• [WHAT YOU ARE ASKED TO DO] Each line that includes "document" counts once; give the total and nothing besides.

Items from a dataset:
===============
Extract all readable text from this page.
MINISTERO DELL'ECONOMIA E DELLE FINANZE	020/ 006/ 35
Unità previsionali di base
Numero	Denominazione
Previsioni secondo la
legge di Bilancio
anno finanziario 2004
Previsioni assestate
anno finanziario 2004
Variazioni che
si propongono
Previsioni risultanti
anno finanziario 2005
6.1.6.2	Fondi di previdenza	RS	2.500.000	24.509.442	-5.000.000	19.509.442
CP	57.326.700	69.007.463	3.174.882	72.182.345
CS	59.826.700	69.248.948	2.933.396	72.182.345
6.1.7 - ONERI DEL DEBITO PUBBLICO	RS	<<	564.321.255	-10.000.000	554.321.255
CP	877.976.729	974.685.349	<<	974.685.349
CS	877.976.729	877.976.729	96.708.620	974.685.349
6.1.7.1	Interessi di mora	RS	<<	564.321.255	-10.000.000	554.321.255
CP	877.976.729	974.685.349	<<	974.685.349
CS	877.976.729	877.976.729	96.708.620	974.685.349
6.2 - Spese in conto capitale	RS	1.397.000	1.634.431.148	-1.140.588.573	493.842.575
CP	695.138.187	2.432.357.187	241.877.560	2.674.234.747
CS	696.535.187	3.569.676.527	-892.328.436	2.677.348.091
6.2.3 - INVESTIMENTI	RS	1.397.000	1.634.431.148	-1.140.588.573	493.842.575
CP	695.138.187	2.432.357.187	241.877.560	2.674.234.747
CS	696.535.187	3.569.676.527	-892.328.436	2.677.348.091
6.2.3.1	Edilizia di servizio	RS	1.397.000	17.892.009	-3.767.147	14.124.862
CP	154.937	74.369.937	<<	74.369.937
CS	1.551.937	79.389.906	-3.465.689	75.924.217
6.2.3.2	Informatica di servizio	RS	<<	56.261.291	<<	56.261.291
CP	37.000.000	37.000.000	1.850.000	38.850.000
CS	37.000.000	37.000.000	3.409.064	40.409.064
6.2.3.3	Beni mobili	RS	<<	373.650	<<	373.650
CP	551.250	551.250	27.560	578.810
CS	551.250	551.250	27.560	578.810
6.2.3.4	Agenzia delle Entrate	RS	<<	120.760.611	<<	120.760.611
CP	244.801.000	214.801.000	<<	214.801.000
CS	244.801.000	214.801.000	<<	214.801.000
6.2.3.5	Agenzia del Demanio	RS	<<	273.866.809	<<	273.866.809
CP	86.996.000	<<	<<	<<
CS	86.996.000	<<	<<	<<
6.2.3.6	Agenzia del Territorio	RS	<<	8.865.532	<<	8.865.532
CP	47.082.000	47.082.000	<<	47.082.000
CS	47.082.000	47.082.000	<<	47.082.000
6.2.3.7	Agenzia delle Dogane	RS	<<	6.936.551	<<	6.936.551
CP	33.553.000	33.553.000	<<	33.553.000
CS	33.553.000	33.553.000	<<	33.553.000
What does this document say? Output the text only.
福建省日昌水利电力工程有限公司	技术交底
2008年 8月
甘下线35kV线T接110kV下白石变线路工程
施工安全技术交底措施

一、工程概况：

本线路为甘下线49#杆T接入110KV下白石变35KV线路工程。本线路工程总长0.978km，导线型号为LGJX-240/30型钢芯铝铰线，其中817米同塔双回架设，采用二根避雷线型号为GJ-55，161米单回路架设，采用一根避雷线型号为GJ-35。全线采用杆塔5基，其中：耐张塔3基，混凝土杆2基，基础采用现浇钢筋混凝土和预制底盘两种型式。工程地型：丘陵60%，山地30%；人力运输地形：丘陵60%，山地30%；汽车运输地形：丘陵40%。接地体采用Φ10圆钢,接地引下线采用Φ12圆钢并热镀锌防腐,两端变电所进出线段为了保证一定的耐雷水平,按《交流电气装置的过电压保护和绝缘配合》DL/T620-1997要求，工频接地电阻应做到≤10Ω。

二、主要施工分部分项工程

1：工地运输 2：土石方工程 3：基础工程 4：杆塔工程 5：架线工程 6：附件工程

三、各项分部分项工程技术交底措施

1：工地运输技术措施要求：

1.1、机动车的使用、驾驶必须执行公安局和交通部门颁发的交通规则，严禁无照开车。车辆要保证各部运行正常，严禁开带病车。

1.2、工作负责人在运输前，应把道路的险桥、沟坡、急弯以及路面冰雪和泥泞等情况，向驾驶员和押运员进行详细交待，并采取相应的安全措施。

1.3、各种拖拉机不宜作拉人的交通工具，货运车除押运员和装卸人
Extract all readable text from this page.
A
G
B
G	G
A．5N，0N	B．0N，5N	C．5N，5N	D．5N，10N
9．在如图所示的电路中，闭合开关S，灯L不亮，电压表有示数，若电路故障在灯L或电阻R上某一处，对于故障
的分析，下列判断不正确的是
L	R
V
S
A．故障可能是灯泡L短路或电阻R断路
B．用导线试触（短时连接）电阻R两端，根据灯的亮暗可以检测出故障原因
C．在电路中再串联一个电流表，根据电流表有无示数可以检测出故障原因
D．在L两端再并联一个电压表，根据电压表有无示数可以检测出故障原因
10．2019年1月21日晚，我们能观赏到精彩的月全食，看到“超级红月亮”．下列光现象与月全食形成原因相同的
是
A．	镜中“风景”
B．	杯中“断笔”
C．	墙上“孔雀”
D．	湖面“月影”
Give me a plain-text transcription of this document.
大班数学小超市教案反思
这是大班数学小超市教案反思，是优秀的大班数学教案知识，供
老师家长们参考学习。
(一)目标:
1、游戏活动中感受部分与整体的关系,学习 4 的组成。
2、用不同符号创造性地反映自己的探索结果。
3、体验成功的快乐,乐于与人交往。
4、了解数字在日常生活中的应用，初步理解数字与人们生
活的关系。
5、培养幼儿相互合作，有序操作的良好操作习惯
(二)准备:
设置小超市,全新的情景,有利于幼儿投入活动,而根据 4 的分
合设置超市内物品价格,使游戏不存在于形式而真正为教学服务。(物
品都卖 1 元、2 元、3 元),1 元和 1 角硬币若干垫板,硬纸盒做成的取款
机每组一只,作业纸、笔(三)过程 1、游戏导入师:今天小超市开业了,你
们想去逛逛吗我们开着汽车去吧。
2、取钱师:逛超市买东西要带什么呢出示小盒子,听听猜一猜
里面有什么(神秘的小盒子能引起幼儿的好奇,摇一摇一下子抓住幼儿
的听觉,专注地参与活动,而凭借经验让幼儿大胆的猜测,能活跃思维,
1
===============
• [WRITTEN ANSWER] 2